- **Given task**: Write the records out again, keeping each line exactly as it is.

- **Collected data entries**:
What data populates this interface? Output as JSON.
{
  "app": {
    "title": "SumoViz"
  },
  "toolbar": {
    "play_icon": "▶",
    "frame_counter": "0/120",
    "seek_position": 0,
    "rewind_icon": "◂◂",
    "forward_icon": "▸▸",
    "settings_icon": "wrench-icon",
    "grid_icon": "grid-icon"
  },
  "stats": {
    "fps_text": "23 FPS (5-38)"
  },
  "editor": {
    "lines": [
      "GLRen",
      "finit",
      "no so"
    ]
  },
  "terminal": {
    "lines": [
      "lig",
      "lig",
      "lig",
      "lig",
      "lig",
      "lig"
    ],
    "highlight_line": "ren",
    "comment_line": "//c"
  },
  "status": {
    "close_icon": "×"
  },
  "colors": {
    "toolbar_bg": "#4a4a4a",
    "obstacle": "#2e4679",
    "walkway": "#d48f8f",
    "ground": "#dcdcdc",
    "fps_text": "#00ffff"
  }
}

- **Expected answer**:
What data populates this interface? Output as JSON.
{
  "app": {
    "title": "SumoViz"
  },
  "toolbar": {
    "play_icon": "▶",
    "frame_counter": "0/120",
    "seek_position": 0,
    "rewind_icon": "◂◂",
    "forward_icon": "▸▸",
    "settings_icon": "wrench-icon",
    "grid_icon": "grid-icon"
  },
  "stats": {
    "fps_text": "23 FPS (5-38)"
  },
  "editor": {
    "lines": [
      "GLRen",
      "finit",
      "no so"
    ]
  },
  "terminal": {
    "lines": [
      "lig",
      "lig",
      "lig",
      "lig",
      "lig",
      "lig"
    ],
    "highlight_line": "ren",
    "comment_line": "//c"
  },
  "status": {
    "close_icon": "×"
  },
  "colors": {
    "toolbar_bg": "#4a4a4a",
    "obstacle": "#2e4679",
    "walkway": "#d48f8f",
    "ground": "#dcdcdc",
    "fps_text": "#00ffff"
  }
}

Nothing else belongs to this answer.